WHAT THIS TASK INVOLVES - Your task is to output all the records below, word for word.

INFORMATION GIVEN -
┄┄┄┄┄┄┄┄┄┄

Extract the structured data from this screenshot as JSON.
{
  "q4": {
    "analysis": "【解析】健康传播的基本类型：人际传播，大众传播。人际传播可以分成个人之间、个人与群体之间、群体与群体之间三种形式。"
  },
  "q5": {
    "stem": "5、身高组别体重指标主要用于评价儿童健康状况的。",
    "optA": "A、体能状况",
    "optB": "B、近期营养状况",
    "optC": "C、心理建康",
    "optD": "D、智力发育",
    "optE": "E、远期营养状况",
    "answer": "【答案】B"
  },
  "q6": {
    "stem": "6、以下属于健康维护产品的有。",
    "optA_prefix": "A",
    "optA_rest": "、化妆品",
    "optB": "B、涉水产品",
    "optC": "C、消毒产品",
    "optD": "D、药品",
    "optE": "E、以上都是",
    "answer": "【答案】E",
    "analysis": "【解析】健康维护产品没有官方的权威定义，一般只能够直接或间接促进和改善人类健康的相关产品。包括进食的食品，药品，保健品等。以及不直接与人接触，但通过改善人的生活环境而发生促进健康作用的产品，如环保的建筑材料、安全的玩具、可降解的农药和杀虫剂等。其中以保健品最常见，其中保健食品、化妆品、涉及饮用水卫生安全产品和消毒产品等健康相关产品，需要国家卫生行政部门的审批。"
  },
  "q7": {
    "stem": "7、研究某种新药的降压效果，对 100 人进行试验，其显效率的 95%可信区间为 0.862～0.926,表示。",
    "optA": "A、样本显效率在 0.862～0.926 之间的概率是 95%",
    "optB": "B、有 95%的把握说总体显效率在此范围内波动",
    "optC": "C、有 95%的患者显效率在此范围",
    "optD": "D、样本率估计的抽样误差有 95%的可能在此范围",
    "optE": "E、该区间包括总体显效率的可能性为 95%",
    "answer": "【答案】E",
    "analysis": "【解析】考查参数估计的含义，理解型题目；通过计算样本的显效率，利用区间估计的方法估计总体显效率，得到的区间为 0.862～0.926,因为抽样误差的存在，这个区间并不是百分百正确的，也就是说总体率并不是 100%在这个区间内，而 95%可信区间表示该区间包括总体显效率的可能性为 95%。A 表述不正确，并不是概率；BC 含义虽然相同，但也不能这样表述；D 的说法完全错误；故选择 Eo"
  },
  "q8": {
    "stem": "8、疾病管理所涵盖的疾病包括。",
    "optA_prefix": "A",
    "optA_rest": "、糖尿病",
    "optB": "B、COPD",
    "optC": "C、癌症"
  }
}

┄┄┄┄┄┄┄┄┄┄

TASK OUTPUT -
Extract the structured data from this screenshot as JSON.
{
  "q4": {
    "analysis": "【解析】健康传播的基本类型：人际传播，大众传播。人际传播可以分成个人之间、个人与群体之间、群体与群体之间三种形式。"
  },
  "q5": {
    "stem": "5、身高组别体重指标主要用于评价儿童健康状况的。",
    "optA": "A、体能状况",
    "optB": "B、近期营养状况",
    "optC": "C、心理建康",
    "optD": "D、智力发育",
    "optE": "E、远期营养状况",
    "answer": "【答案】B"
  },
  "q6": {
    "stem": "6、以下属于健康维护产品的有。",
    "optA_prefix": "A",
    "optA_rest": "、化妆品",
    "optB": "B、涉水产品",
    "optC": "C、消毒产品",
    "optD": "D、药品",
    "optE": "E、以上都是",
    "answer": "【答案】E",
    "analysis": "【解析】健康维护产品没有官方的权威定义，一般只能够直接或间接促进和改善人类健康的相关产品。包括进食的食品，药品，保健品等。以及不直接与人接触，但通过改善人的生活环境而发生促进健康作用的产品，如环保的建筑材料、安全的玩具、可降解的农药和杀虫剂等。其中以保健品最常见，其中保健食品、化妆品、涉及饮用水卫生安全产品和消毒产品等健康相关产品，需要国家卫生行政部门的审批。"
  },
  "q7": {
    "stem": "7、研究某种新药的降压效果，对 100 人进行试验，其显效率的 95%可信区间为 0.862～0.926,表示。",
    "optA": "A、样本显效率在 0.862～0.926 之间的概率是 95%",
    "optB": "B、有 95%的把握说总体显效率在此范围内波动",
    "optC": "C、有 95%的患者显效率在此范围",
    "optD": "D、样本率估计的抽样误差有 95%的可能在此范围",
    "optE": "E、该区间包括总体显效率的可能性为 95%",
    "answer": "【答案】E",
    "analysis": "【解析】考查参数估计的含义，理解型题目；通过计算样本的显效率，利用区间估计的方法估计总体显效率，得到的区间为 0.862～0.926,因为抽样误差的存在，这个区间并不是百分百正确的，也就是说总体率并不是 100%在这个区间内，而 95%可信区间表示该区间包括总体显效率的可能性为 95%。A 表述不正确，并不是概率；BC 含义虽然相同，但也不能这样表述；D 的说法完全错误；故选择 Eo"
  },
  "q8": {
    "stem": "8、疾病管理所涵盖的疾病包括。",
    "optA_prefix": "A",
    "optA_rest": "、糖尿病",
    "optB": "B、COPD",
    "optC": "C、癌症"
  }
}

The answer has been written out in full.